* [Exercise prompt]: What follows is a set of entries. Repeat them exactly, but not their pictures.

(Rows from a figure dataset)

------------------------

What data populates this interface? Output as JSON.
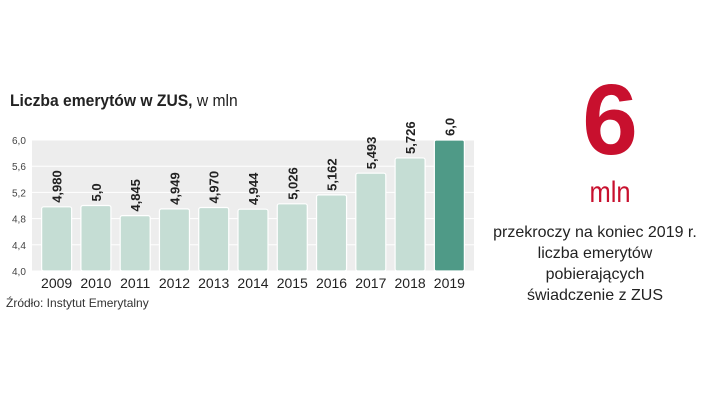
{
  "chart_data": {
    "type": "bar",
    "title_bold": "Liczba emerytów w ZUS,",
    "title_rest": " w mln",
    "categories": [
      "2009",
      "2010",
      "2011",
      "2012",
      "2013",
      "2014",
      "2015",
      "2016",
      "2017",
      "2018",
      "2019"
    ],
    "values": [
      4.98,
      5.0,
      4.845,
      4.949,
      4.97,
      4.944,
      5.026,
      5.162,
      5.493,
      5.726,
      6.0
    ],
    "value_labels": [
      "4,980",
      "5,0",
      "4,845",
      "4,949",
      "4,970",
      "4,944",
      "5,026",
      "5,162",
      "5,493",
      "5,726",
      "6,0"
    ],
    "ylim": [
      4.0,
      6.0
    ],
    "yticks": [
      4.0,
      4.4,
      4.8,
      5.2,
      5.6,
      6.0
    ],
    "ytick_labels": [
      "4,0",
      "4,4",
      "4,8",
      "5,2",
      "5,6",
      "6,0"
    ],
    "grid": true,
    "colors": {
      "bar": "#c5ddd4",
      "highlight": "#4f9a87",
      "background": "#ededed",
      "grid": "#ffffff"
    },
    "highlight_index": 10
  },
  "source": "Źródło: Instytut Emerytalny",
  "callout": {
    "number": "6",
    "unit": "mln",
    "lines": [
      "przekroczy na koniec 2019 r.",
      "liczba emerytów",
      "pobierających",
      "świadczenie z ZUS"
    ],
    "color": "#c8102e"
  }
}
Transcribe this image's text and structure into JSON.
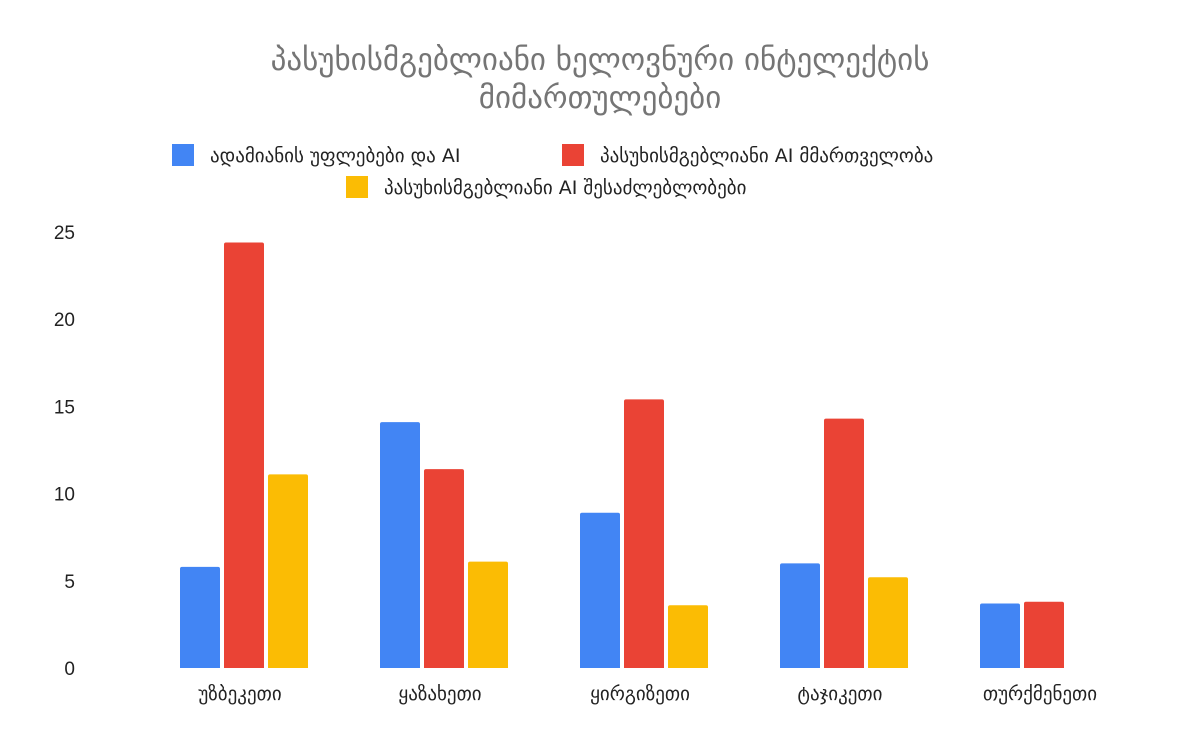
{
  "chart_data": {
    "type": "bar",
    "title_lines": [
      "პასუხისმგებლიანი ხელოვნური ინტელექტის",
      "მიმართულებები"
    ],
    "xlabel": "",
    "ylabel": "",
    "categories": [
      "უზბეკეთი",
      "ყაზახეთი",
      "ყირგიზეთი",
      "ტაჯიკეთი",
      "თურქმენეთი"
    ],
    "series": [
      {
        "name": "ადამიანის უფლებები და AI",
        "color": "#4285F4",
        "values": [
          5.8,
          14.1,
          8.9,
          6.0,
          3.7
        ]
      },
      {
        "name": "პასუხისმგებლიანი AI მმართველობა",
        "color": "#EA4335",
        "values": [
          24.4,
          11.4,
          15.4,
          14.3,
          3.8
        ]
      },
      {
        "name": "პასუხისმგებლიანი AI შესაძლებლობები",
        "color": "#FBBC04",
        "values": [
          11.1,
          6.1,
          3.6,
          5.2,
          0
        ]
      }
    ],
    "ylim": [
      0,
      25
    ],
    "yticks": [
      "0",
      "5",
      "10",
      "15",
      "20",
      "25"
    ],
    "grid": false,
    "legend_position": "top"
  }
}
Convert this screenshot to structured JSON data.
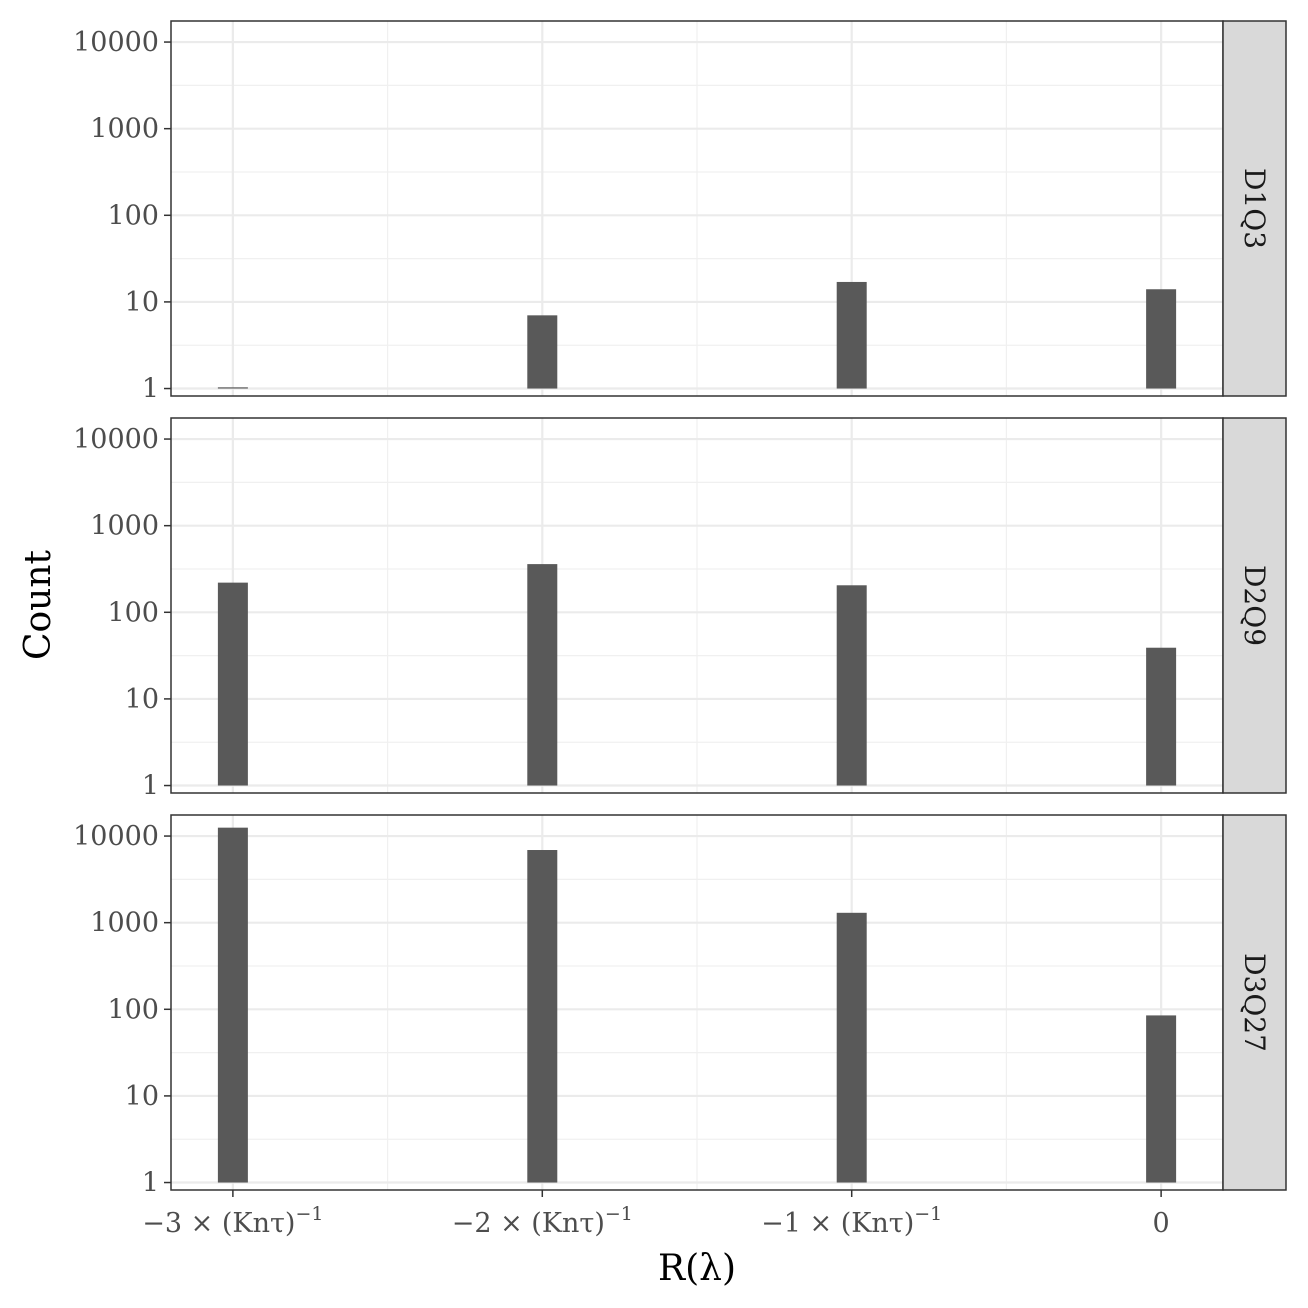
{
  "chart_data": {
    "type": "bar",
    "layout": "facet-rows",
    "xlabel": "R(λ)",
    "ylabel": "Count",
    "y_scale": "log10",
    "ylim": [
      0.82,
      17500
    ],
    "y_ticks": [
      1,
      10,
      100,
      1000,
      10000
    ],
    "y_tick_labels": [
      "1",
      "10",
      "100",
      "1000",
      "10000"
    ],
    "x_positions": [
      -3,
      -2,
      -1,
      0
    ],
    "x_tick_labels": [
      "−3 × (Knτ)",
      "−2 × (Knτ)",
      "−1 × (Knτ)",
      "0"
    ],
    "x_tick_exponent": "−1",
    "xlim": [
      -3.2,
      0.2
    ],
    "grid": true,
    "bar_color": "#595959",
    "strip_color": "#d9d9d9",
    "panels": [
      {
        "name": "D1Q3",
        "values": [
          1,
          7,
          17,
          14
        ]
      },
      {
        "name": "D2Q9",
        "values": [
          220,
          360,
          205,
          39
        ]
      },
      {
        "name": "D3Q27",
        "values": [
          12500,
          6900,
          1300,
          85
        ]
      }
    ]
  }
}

------------------------

* [Finished exercise]:
What data populates this interface? Output as JSON.
{
  "chart_data": {
    "type": "bar",
    "title_bold": "Liczba emerytów w ZUS,",
    "title_rest": " w mln",
    "categories": [
      "2009",
      "2010",
      "2011",
      "2012",
      "2013",
      "2014",
      "2015",
      "2016",
      "2017",
      "2018",
      "2019"
    ],
    "values": [
      4.98,
      5.0,
      4.845,
      4.949,
      4.97,
      4.944,
      5.026,
      5.162,
      5.493,
      5.726,
      6.0
    ],
    "value_labels": [
      "4,980",
      "5,0",
      "4,845",
      "4,949",
      "4,970",
      "4,944",
      "5,026",
      "5,162",
      "5,493",
      "5,726",
      "6,0"
    ],
    "ylim": [
      4.0,
      6.0
    ],
    "yticks": [
      4.0,
      4.4,
      4.8,
      5.2,
      5.6,
      6.0
    ],
    "ytick_labels": [
      "4,0",
      "4,4",
      "4,8",
      "5,2",
      "5,6",
      "6,0"
    ],
    "grid": true,
    "colors": {
      "bar": "#c5ddd4",
      "highlight": "#4f9a87",
      "background": "#ededed",
      "grid": "#ffffff"
    },
    "highlight_index": 10
  },
  "source": "Źródło: Instytut Emerytalny",
  "callout": {
    "number": "6",
    "unit": "mln",
    "lines": [
      "przekroczy na koniec 2019 r.",
      "liczba emerytów",
      "pobierających",
      "świadczenie z ZUS"
    ],
    "color": "#c8102e"
  }
}
Transcribe this image's text and structure into JSON.
{
  "chart_data": {
    "type": "bar",
    "title_lines": [
      "პასუხისმგებლიანი ხელოვნური ინტელექტის",
      "მიმართულებები"
    ],
    "xlabel": "",
    "ylabel": "",
    "categories": [
      "უზბეკეთი",
      "ყაზახეთი",
      "ყირგიზეთი",
      "ტაჯიკეთი",
      "თურქმენეთი"
    ],
    "series": [
      {
        "name": "ადამიანის უფლებები და AI",
        "color": "#4285F4",
        "values": [
          5.8,
          14.1,
          8.9,
          6.0,
          3.7
        ]
      },
      {
        "name": "პასუხისმგებლიანი AI მმართველობა",
        "color": "#EA4335",
        "values": [
          24.4,
          11.4,
          15.4,
          14.3,
          3.8
        ]
      },
      {
        "name": "პასუხისმგებლიანი AI შესაძლებლობები",
        "color": "#FBBC04",
        "values": [
          11.1,
          6.1,
          3.6,
          5.2,
          0
        ]
      }
    ],
    "ylim": [
      0,
      25
    ],
    "yticks": [
      "0",
      "5",
      "10",
      "15",
      "20",
      "25"
    ],
    "grid": false,
    "legend_position": "top"
  }
}
Convert this screenshot to structured JSON data.
{
  "chart_data": {
    "type": "bar",
    "layout": "facet-rows",
    "xlabel": "R(λ)",
    "ylabel": "Count",
    "y_scale": "log10",
    "ylim": [
      0.82,
      17500
    ],
    "y_ticks": [
      1,
      10,
      100,
      1000,
      10000
    ],
    "y_tick_labels": [
      "1",
      "10",
      "100",
      "1000",
      "10000"
    ],
    "x_positions": [
      -3,
      -2,
      -1,
      0
    ],
    "x_tick_labels": [
      "−3 × (Knτ)",
      "−2 × (Knτ)",
      "−1 × (Knτ)",
      "0"
    ],
    "x_tick_exponent": "−1",
    "xlim": [
      -3.2,
      0.2
    ],
    "grid": true,
    "bar_color": "#595959",
    "strip_color": "#d9d9d9",
    "panels": [
      {
        "name": "D1Q3",
        "values": [
          1,
          7,
          17,
          14
        ]
      },
      {
        "name": "D2Q9",
        "values": [
          220,
          360,
          205,
          39
        ]
      },
      {
        "name": "D3Q27",
        "values": [
          12500,
          6900,
          1300,
          85
        ]
      }
    ]
  }
}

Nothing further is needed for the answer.